*Task to complete*:
Return the lines where the word "Unneeded" occurs.

*Available data*:
+---+

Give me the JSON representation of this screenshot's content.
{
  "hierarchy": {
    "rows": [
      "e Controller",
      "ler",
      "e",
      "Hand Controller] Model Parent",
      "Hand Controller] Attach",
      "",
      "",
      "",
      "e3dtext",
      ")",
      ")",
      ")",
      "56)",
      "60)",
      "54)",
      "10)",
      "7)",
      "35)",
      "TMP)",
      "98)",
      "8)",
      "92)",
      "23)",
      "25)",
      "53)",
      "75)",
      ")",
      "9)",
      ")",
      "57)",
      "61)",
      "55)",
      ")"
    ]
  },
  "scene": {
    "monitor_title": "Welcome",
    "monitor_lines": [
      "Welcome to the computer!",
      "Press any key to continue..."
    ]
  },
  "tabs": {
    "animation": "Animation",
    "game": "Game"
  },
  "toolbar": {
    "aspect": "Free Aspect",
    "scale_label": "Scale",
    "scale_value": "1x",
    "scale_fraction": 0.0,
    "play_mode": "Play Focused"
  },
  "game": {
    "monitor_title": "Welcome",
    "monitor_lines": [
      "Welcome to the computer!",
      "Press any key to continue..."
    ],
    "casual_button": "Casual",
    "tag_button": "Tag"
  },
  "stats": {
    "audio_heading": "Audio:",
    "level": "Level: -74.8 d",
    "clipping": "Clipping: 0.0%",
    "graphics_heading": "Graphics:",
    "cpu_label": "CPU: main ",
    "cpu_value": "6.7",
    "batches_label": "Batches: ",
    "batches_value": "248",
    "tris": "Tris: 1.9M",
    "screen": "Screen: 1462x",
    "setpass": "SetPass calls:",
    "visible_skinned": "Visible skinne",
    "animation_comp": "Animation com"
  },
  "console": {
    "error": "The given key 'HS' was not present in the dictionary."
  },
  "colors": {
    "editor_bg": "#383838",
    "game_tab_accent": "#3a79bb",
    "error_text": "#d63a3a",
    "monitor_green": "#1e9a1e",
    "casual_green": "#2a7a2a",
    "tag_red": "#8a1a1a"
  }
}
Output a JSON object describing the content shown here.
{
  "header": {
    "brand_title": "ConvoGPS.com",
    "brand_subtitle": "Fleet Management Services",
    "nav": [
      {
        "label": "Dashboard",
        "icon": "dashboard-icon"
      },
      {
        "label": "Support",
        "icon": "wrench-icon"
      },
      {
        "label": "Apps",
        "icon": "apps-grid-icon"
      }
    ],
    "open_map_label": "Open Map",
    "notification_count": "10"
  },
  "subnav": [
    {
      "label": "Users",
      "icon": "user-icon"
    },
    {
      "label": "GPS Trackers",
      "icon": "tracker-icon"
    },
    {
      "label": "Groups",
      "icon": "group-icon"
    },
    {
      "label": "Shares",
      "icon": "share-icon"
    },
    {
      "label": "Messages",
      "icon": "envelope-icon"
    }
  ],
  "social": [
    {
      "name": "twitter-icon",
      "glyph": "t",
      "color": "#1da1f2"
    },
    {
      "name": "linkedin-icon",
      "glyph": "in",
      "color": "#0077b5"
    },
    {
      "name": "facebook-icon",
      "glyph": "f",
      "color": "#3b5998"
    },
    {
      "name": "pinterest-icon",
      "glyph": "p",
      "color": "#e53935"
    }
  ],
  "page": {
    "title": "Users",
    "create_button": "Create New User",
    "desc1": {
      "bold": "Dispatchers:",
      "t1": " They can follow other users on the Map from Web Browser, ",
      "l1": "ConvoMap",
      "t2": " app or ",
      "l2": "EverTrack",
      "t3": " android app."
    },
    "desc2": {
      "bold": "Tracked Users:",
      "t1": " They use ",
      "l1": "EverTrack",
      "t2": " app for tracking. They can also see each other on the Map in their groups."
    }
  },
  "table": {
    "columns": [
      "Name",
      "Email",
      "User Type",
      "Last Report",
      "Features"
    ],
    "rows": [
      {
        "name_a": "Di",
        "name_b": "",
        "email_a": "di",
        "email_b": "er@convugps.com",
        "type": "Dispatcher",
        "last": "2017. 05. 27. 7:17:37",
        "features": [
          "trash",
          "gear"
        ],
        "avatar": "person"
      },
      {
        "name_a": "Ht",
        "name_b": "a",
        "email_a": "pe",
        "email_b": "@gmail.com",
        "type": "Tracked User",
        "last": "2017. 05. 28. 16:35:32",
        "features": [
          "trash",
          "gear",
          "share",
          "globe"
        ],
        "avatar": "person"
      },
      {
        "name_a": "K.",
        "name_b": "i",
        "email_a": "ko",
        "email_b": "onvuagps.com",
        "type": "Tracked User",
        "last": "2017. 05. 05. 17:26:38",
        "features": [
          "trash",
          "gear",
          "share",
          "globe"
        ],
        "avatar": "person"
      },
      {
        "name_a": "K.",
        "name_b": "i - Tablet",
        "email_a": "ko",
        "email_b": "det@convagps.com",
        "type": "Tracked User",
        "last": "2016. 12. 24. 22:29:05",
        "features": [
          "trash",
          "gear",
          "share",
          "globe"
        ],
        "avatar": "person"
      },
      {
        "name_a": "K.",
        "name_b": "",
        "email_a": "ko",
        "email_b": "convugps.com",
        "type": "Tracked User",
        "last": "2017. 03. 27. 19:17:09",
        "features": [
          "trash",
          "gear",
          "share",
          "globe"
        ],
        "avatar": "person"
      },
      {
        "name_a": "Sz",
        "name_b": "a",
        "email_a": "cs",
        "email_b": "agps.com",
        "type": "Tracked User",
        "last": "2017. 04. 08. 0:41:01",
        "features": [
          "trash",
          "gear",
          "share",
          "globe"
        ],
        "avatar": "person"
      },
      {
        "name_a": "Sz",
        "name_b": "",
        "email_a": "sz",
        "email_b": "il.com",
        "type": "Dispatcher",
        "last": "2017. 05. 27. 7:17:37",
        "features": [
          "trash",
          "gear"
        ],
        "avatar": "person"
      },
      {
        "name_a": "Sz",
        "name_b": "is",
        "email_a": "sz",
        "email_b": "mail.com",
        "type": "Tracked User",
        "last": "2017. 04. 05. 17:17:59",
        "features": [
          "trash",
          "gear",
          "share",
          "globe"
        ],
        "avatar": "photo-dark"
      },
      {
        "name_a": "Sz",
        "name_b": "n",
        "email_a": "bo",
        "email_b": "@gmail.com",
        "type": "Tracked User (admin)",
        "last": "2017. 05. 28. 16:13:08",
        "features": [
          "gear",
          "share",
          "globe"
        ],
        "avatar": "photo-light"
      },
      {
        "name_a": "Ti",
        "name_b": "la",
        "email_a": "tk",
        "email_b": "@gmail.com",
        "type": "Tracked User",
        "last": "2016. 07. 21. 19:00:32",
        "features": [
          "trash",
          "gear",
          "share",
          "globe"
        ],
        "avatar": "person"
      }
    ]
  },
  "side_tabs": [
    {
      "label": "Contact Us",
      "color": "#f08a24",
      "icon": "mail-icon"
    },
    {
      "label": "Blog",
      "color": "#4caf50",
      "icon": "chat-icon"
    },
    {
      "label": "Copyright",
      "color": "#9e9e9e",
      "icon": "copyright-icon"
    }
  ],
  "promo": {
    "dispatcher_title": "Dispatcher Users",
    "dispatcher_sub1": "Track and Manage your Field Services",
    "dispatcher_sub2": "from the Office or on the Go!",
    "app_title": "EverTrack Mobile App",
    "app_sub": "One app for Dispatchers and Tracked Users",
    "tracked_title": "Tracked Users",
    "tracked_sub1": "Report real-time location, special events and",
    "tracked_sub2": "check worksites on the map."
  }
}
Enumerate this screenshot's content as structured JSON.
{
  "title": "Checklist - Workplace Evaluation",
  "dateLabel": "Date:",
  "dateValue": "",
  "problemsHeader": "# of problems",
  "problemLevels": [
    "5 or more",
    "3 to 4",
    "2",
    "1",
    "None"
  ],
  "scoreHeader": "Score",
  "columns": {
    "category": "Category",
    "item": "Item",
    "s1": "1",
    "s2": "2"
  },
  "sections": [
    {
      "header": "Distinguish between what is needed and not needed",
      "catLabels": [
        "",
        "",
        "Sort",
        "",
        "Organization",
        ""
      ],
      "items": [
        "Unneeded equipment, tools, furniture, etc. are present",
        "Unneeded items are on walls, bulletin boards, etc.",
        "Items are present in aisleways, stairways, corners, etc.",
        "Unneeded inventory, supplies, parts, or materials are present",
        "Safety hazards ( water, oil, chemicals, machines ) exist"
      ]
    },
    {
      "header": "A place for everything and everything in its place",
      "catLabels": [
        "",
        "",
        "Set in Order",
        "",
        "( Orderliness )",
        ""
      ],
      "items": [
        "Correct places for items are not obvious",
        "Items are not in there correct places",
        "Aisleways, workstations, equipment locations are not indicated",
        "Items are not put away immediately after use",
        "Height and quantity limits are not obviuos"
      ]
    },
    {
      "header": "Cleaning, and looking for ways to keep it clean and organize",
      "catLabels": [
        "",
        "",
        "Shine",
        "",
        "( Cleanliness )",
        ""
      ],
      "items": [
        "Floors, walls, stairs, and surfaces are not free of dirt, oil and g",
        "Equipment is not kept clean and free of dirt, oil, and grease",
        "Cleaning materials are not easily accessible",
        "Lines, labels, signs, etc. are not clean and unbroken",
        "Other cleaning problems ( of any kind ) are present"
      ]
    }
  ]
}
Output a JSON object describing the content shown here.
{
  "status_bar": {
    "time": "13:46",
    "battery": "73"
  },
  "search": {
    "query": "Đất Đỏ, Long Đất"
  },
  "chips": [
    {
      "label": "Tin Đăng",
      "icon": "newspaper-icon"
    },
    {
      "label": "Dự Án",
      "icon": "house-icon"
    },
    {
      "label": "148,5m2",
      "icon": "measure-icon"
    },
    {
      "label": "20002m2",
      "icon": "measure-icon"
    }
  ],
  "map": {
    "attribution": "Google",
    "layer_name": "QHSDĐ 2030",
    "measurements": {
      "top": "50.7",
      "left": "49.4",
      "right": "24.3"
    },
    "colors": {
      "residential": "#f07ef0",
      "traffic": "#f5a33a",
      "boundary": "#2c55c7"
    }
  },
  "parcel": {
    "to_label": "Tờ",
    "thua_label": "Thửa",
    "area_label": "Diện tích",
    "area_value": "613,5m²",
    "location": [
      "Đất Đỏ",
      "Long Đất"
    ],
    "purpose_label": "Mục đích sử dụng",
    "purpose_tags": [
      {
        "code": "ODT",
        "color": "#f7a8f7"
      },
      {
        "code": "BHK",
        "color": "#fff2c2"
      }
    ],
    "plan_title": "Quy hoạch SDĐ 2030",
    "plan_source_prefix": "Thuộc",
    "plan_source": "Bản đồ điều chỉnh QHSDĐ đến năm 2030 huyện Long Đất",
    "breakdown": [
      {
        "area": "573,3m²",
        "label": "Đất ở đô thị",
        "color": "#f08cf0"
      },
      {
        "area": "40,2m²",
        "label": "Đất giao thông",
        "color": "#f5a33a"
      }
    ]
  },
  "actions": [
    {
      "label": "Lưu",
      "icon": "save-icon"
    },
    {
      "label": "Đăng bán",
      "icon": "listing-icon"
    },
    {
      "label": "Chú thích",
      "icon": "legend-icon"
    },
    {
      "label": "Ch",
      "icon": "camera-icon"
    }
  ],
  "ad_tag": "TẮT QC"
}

+---+

*Task output*:
        "Unneeded equipment, tools, furniture, etc. are present",
        "Unneeded items are on walls, bulletin boards, etc.",
        "Unneeded inventory, supplies, parts, or materials are present",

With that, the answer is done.